In full and without alteration, give the listing again.

[BEGIN Supplied records]

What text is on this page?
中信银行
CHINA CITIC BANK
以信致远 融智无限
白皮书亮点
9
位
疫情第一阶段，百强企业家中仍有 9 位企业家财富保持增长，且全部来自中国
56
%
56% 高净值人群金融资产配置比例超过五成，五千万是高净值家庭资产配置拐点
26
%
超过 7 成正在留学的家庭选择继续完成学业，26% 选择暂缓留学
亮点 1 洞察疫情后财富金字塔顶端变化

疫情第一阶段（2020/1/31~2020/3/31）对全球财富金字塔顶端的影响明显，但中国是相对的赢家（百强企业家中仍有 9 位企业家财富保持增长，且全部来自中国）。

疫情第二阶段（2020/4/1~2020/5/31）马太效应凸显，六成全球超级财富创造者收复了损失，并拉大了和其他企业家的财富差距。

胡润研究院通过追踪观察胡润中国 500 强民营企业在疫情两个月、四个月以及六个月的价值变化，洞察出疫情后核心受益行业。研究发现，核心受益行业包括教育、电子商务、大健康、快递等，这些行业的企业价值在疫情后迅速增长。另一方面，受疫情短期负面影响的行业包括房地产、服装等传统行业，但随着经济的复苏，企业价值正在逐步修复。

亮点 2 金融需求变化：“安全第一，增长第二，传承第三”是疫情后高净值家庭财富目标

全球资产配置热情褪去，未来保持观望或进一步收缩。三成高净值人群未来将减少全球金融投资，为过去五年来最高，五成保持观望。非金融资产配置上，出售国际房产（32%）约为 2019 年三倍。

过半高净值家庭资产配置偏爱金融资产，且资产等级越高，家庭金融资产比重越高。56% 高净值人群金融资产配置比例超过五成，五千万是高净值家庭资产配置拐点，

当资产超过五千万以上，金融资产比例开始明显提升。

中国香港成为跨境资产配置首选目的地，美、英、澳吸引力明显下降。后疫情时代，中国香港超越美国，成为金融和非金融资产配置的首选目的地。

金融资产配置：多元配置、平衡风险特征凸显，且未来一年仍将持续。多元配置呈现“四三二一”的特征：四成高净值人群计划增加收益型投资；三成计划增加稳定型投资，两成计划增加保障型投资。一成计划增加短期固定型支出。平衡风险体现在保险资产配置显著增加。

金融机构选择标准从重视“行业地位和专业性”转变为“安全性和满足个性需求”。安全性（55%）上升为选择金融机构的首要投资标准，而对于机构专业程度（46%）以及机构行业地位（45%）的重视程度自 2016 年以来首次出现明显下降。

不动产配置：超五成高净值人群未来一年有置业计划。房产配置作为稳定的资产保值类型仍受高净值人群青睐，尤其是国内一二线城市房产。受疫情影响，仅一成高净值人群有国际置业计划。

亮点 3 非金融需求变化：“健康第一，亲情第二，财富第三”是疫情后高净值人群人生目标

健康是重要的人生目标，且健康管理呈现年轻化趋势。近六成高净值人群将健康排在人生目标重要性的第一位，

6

[END Supplied records]

Final result:
What text is on this page?
中信银行
CHINA CITIC BANK
以信致远 融智无限
白皮书亮点
9
位
疫情第一阶段，百强企业家中仍有 9 位企业家财富保持增长，且全部来自中国
56
%
56% 高净值人群金融资产配置比例超过五成，五千万是高净值家庭资产配置拐点
26
%
超过 7 成正在留学的家庭选择继续完成学业，26% 选择暂缓留学
亮点 1 洞察疫情后财富金字塔顶端变化

疫情第一阶段（2020/1/31~2020/3/31）对全球财富金字塔顶端的影响明显，但中国是相对的赢家（百强企业家中仍有 9 位企业家财富保持增长，且全部来自中国）。

疫情第二阶段（2020/4/1~2020/5/31）马太效应凸显，六成全球超级财富创造者收复了损失，并拉大了和其他企业家的财富差距。

胡润研究院通过追踪观察胡润中国 500 强民营企业在疫情两个月、四个月以及六个月的价值变化，洞察出疫情后核心受益行业。研究发现，核心受益行业包括教育、电子商务、大健康、快递等，这些行业的企业价值在疫情后迅速增长。另一方面，受疫情短期负面影响的行业包括房地产、服装等传统行业，但随着经济的复苏，企业价值正在逐步修复。

亮点 2 金融需求变化：“安全第一，增长第二，传承第三”是疫情后高净值家庭财富目标

全球资产配置热情褪去，未来保持观望或进一步收缩。三成高净值人群未来将减少全球金融投资，为过去五年来最高，五成保持观望。非金融资产配置上，出售国际房产（32%）约为 2019 年三倍。

过半高净值家庭资产配置偏爱金融资产，且资产等级越高，家庭金融资产比重越高。56% 高净值人群金融资产配置比例超过五成，五千万是高净值家庭资产配置拐点，

当资产超过五千万以上，金融资产比例开始明显提升。

中国香港成为跨境资产配置首选目的地，美、英、澳吸引力明显下降。后疫情时代，中国香港超越美国，成为金融和非金融资产配置的首选目的地。

金融资产配置：多元配置、平衡风险特征凸显，且未来一年仍将持续。多元配置呈现“四三二一”的特征：四成高净值人群计划增加收益型投资；三成计划增加稳定型投资，两成计划增加保障型投资。一成计划增加短期固定型支出。平衡风险体现在保险资产配置显著增加。

金融机构选择标准从重视“行业地位和专业性”转变为“安全性和满足个性需求”。安全性（55%）上升为选择金融机构的首要投资标准，而对于机构专业程度（46%）以及机构行业地位（45%）的重视程度自 2016 年以来首次出现明显下降。

不动产配置：超五成高净值人群未来一年有置业计划。房产配置作为稳定的资产保值类型仍受高净值人群青睐，尤其是国内一二线城市房产。受疫情影响，仅一成高净值人群有国际置业计划。

亮点 3 非金融需求变化：“健康第一，亲情第二，财富第三”是疫情后高净值人群人生目标

健康是重要的人生目标，且健康管理呈现年轻化趋势。近六成高净值人群将健康排在人生目标重要性的第一位，

6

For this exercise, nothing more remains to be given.